Your task is to copy every line of the entries that contains "time".

====== Stored records ======

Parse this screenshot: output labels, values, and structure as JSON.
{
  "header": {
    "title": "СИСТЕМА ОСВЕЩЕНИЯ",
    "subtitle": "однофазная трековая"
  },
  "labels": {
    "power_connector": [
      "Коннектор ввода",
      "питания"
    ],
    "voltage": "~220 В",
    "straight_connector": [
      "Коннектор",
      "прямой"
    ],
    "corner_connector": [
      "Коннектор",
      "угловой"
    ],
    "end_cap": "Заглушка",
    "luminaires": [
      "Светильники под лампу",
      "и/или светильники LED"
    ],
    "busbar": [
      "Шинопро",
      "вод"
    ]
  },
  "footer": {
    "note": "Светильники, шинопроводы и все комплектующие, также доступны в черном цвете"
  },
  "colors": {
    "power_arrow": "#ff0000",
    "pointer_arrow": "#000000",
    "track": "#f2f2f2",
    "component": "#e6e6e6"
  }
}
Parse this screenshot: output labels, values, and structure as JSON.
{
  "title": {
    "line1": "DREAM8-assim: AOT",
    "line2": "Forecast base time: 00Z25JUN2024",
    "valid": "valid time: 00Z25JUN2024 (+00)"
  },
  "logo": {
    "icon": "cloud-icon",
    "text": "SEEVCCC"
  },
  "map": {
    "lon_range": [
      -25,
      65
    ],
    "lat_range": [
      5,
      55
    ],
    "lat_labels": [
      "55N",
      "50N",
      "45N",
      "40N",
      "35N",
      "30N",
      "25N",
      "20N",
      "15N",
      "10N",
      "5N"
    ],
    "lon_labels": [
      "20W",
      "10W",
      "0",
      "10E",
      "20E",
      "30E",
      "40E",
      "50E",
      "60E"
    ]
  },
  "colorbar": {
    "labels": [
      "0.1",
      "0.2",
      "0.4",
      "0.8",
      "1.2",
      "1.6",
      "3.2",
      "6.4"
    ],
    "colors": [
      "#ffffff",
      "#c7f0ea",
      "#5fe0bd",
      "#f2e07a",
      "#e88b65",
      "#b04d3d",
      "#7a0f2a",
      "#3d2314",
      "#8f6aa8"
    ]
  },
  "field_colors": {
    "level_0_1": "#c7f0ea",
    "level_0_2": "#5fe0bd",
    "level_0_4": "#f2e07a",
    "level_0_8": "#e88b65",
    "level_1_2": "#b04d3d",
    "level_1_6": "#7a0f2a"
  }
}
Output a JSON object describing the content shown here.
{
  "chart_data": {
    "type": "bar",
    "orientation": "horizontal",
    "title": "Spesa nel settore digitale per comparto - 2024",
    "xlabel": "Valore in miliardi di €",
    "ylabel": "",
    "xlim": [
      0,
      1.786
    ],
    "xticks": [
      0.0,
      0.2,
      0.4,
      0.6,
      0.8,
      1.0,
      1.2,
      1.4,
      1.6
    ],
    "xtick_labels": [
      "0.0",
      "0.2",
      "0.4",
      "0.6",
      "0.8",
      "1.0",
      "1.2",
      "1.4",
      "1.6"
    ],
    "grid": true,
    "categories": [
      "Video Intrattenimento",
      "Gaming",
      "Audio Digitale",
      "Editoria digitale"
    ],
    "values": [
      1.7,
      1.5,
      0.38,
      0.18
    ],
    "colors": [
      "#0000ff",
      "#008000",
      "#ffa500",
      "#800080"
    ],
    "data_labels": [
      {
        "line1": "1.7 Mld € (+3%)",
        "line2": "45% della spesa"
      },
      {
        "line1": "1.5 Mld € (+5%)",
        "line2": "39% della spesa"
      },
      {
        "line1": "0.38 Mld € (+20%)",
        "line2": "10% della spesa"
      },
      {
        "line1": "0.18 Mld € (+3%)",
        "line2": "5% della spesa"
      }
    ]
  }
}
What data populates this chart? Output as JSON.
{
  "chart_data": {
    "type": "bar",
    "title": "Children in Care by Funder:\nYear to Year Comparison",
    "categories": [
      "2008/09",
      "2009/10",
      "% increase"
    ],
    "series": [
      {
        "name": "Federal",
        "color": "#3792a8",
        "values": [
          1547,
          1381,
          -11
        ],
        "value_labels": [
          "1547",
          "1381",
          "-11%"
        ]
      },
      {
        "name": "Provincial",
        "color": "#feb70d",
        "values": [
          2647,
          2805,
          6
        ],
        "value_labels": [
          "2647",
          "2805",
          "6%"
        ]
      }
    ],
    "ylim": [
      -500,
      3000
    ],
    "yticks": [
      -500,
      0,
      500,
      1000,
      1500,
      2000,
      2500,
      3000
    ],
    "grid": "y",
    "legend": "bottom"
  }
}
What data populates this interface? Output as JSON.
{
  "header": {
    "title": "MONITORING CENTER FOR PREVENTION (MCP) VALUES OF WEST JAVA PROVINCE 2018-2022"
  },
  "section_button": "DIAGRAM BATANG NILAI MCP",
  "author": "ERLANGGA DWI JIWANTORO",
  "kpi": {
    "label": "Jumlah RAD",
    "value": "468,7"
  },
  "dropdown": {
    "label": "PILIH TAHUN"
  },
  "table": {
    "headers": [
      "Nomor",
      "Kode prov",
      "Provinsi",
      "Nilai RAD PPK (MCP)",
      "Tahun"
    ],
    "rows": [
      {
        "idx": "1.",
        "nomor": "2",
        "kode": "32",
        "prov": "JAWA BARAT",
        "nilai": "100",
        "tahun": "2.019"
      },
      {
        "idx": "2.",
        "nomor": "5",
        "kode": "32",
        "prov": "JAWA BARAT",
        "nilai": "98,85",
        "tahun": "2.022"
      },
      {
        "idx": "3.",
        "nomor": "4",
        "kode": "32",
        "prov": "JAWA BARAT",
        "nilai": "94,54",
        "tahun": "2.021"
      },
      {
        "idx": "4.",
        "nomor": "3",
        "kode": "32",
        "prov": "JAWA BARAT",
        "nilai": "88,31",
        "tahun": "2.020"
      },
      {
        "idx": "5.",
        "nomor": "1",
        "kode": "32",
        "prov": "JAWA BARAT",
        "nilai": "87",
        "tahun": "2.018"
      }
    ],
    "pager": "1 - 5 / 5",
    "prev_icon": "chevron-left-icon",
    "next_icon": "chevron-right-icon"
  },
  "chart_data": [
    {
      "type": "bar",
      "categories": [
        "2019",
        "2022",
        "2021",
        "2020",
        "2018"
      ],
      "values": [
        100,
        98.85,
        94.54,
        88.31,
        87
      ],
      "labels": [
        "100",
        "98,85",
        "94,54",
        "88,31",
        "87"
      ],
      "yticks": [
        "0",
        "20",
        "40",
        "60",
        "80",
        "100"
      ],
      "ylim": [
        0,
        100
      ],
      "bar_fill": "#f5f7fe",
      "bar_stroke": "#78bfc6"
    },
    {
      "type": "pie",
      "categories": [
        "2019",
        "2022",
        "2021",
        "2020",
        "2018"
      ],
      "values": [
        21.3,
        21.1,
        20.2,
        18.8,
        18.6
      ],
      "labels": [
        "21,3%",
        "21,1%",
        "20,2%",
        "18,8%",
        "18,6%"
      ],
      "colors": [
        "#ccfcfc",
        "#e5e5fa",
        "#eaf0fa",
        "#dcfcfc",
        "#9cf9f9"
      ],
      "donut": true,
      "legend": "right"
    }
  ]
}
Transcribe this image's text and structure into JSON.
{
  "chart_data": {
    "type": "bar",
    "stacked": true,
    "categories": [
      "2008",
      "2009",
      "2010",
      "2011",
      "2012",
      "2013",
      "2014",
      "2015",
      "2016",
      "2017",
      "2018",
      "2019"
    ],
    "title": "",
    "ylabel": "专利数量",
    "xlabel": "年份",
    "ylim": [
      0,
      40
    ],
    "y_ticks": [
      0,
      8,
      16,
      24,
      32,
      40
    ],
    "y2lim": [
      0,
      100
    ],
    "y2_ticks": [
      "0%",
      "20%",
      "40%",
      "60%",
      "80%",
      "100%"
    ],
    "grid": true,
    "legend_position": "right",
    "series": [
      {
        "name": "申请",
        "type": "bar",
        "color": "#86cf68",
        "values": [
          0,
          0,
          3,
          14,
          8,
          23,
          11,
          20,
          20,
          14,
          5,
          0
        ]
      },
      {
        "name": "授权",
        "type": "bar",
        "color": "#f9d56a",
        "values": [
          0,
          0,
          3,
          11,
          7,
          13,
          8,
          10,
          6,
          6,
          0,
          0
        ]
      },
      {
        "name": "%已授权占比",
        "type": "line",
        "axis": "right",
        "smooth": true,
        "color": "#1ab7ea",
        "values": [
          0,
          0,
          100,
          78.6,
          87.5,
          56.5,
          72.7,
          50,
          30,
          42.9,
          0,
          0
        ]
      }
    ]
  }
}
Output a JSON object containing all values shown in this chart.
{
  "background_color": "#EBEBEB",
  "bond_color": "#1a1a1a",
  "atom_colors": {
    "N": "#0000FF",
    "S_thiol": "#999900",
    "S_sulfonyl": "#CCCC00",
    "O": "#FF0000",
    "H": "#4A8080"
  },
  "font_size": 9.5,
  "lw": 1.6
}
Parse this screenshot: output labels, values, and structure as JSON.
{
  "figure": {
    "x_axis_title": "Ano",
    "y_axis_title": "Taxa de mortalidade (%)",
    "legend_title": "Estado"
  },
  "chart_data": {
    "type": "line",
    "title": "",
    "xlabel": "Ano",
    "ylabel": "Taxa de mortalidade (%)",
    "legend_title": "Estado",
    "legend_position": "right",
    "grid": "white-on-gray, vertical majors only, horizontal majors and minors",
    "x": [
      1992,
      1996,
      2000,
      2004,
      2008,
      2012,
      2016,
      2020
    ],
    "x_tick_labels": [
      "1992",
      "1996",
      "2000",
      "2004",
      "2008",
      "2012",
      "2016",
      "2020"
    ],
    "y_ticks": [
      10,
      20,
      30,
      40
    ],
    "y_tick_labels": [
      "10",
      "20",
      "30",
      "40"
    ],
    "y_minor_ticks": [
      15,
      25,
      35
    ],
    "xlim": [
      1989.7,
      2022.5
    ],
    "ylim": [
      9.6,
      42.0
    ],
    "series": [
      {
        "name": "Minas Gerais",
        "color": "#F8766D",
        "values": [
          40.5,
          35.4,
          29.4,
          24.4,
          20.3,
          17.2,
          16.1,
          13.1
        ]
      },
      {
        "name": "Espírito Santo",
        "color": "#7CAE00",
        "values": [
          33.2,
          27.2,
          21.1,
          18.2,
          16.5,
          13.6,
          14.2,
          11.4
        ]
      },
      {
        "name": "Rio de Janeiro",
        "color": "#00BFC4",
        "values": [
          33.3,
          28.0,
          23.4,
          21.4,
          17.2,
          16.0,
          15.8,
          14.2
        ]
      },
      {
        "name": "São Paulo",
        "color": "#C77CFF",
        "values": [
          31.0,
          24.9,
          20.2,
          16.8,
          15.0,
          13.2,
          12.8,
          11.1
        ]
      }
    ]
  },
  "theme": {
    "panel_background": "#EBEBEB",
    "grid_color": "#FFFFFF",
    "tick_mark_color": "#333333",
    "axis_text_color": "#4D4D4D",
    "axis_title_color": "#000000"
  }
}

======

● Complete response
    "line2": "Forecast base time: 00Z25JUN2024",
    "valid": "valid time: 00Z25JUN2024 (+00)"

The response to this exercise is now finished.